:: EXERCISE OBJECTIVE ::
Read the records and gather each line that includes "นำหล".

:: Data records ::

"""

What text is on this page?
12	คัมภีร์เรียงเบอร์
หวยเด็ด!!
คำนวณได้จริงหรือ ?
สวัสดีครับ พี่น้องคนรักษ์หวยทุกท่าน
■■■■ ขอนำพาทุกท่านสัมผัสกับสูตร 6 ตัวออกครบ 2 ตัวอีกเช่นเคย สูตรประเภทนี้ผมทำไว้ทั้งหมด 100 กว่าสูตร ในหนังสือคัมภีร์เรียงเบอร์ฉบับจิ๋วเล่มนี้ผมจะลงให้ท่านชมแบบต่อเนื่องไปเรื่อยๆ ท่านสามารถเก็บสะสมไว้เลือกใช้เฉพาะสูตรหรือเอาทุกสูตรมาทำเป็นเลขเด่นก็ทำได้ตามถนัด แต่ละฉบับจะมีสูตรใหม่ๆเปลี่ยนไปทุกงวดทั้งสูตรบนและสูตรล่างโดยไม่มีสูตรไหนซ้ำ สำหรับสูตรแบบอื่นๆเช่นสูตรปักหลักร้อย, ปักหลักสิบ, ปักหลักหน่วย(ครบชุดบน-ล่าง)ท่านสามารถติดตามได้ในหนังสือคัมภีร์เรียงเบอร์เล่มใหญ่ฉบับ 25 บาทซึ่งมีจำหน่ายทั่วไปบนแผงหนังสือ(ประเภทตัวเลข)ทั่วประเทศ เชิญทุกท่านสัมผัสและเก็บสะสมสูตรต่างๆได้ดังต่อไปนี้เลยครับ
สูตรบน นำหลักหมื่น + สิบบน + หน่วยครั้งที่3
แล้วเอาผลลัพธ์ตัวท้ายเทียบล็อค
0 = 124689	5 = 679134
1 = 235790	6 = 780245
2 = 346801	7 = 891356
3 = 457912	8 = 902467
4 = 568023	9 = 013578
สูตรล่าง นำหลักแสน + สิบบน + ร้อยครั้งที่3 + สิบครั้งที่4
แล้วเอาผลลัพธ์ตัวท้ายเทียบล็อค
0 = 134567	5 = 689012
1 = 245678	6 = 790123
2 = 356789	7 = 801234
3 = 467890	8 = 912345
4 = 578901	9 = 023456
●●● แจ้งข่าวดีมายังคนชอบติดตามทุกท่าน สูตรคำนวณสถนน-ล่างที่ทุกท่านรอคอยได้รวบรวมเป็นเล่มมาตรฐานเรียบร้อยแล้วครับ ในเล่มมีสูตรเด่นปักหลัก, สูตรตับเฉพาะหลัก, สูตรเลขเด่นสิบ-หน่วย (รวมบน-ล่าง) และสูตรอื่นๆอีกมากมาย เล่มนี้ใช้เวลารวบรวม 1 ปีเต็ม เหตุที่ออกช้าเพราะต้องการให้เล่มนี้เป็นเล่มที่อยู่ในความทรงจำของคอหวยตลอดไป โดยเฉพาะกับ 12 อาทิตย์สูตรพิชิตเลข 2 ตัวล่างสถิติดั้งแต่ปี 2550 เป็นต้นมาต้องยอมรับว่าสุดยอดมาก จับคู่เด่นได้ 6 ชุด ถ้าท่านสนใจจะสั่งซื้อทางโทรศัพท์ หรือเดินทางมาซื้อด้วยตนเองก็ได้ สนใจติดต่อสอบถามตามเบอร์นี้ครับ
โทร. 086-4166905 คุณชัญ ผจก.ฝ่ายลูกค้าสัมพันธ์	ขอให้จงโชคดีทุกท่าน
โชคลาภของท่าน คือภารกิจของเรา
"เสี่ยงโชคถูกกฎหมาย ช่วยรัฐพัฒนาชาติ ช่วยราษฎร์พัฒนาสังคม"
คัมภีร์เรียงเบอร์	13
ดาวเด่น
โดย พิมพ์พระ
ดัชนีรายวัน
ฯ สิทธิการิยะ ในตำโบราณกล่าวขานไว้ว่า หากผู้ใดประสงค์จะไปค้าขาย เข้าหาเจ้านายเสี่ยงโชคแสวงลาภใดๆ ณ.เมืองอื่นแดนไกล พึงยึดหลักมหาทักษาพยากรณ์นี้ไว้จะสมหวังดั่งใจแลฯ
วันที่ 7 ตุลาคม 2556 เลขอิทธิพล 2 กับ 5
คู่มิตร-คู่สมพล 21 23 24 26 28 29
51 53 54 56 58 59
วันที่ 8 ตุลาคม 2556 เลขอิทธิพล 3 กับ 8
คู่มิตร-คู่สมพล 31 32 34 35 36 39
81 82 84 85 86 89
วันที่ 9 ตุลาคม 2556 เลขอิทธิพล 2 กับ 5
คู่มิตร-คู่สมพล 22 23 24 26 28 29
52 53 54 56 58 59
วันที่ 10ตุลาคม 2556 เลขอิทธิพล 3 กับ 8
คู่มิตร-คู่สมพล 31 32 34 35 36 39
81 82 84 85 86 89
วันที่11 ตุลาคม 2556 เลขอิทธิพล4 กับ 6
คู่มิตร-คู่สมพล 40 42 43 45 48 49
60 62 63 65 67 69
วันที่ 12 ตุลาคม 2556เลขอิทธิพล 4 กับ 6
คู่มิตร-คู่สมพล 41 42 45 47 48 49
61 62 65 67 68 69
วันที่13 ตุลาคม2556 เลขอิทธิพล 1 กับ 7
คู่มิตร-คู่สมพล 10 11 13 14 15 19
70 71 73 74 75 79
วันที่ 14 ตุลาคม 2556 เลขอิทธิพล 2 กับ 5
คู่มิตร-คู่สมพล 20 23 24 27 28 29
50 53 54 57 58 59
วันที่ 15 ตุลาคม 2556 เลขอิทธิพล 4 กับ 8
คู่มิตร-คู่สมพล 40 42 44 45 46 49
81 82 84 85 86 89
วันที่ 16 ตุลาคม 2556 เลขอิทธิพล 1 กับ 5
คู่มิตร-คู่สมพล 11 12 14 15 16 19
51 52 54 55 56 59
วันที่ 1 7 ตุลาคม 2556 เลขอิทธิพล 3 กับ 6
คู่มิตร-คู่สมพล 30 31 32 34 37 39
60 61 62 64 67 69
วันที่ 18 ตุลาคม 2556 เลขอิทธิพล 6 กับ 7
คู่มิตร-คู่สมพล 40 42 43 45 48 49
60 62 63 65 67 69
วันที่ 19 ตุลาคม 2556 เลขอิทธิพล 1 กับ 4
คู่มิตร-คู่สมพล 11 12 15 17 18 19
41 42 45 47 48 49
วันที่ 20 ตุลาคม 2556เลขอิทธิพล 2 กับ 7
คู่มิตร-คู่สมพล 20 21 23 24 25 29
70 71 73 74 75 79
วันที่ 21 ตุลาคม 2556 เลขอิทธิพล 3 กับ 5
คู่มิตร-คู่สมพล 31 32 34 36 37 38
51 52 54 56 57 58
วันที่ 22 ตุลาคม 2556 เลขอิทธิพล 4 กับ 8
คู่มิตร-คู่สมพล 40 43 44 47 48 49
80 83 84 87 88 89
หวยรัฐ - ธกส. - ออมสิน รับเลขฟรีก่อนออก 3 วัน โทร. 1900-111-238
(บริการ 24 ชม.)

"""

:: OUTPUT ::
สูตรบน นำหลักหมื่น + สิบบน + หน่วยครั้งที่3
สูตรล่าง นำหลักแสน + สิบบน + ร้อยครั้งที่3 + สิบครั้งที่4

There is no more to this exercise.